- [AIM]
Transcribe every entry word for word. Skip the pictures.

[start MATERIAL]

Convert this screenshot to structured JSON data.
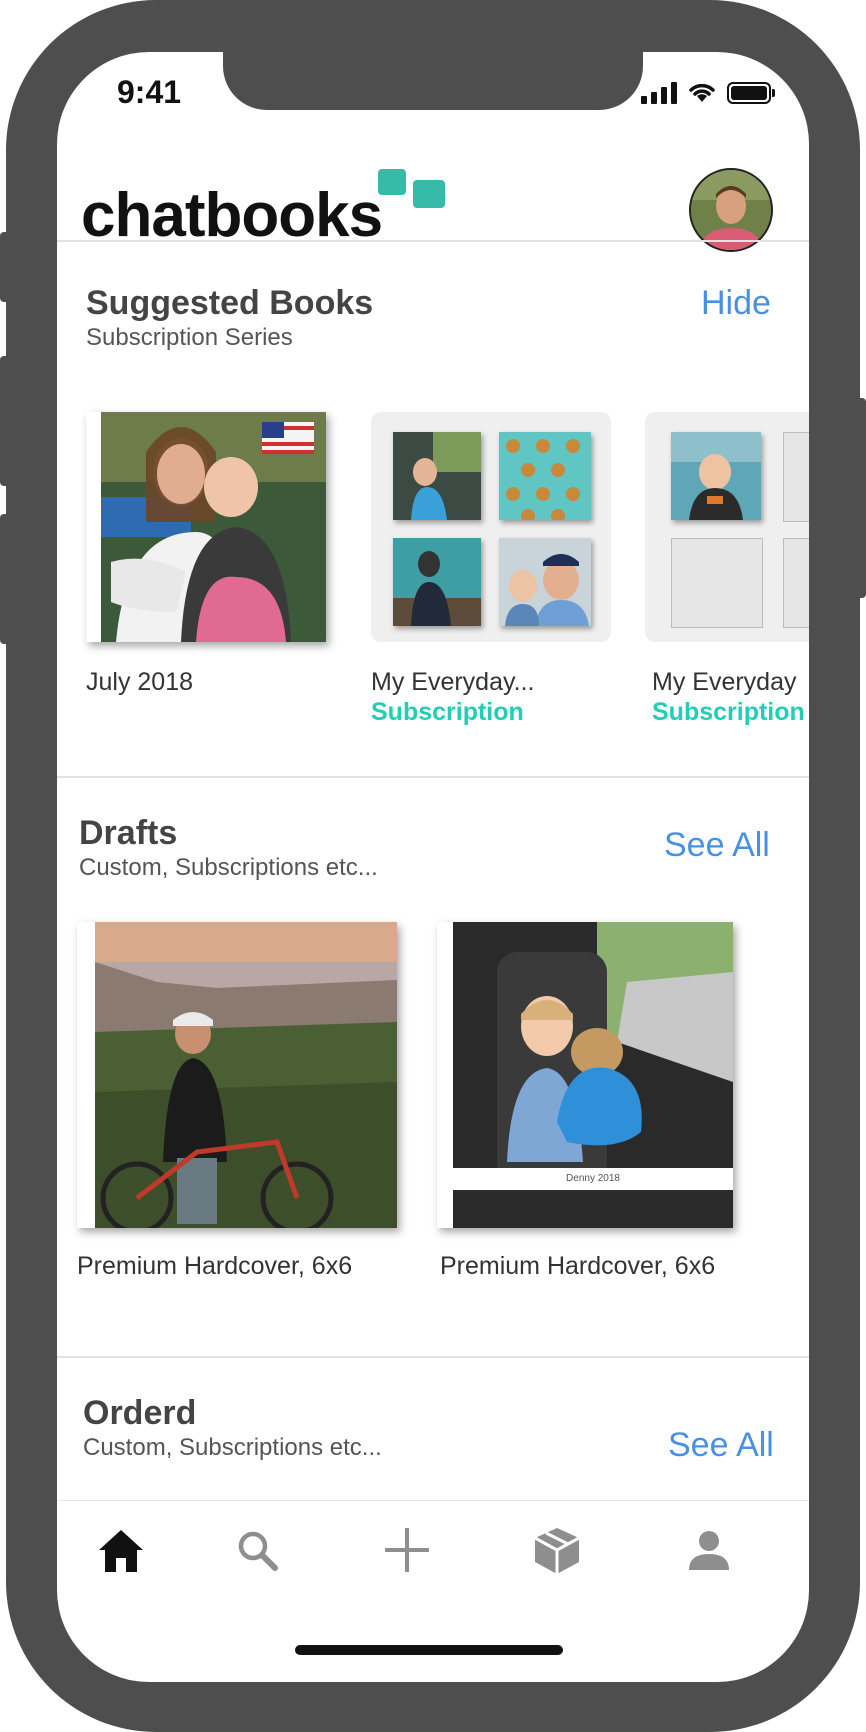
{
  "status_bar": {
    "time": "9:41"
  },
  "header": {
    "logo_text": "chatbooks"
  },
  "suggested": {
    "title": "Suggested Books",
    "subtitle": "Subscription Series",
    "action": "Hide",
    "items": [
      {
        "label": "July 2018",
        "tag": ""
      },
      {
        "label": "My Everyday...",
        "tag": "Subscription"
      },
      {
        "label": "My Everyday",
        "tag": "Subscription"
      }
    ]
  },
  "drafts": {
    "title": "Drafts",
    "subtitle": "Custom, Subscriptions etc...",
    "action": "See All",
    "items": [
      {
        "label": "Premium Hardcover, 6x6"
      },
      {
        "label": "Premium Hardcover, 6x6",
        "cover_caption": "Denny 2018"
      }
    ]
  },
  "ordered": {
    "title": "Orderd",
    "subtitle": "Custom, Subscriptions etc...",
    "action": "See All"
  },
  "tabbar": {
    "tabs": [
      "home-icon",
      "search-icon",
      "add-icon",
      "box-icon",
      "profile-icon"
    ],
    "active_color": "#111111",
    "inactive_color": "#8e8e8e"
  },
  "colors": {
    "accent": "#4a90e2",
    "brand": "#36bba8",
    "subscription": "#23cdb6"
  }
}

[end MATERIAL]

- [TASK RESPONSE]
Convert this screenshot to structured JSON data.
{
  "status_bar": {
    "time": "9:41"
  },
  "header": {
    "logo_text": "chatbooks"
  },
  "suggested": {
    "title": "Suggested Books",
    "subtitle": "Subscription Series",
    "action": "Hide",
    "items": [
      {
        "label": "July 2018",
        "tag": ""
      },
      {
        "label": "My Everyday...",
        "tag": "Subscription"
      },
      {
        "label": "My Everyday",
        "tag": "Subscription"
      }
    ]
  },
  "drafts": {
    "title": "Drafts",
    "subtitle": "Custom, Subscriptions etc...",
    "action": "See All",
    "items": [
      {
        "label": "Premium Hardcover, 6x6"
      },
      {
        "label": "Premium Hardcover, 6x6",
        "cover_caption": "Denny 2018"
      }
    ]
  },
  "ordered": {
    "title": "Orderd",
    "subtitle": "Custom, Subscriptions etc...",
    "action": "See All"
  },
  "tabbar": {
    "tabs": [
      "home-icon",
      "search-icon",
      "add-icon",
      "box-icon",
      "profile-icon"
    ],
    "active_color": "#111111",
    "inactive_color": "#8e8e8e"
  },
  "colors": {
    "accent": "#4a90e2",
    "brand": "#36bba8",
    "subscription": "#23cdb6"
  }
}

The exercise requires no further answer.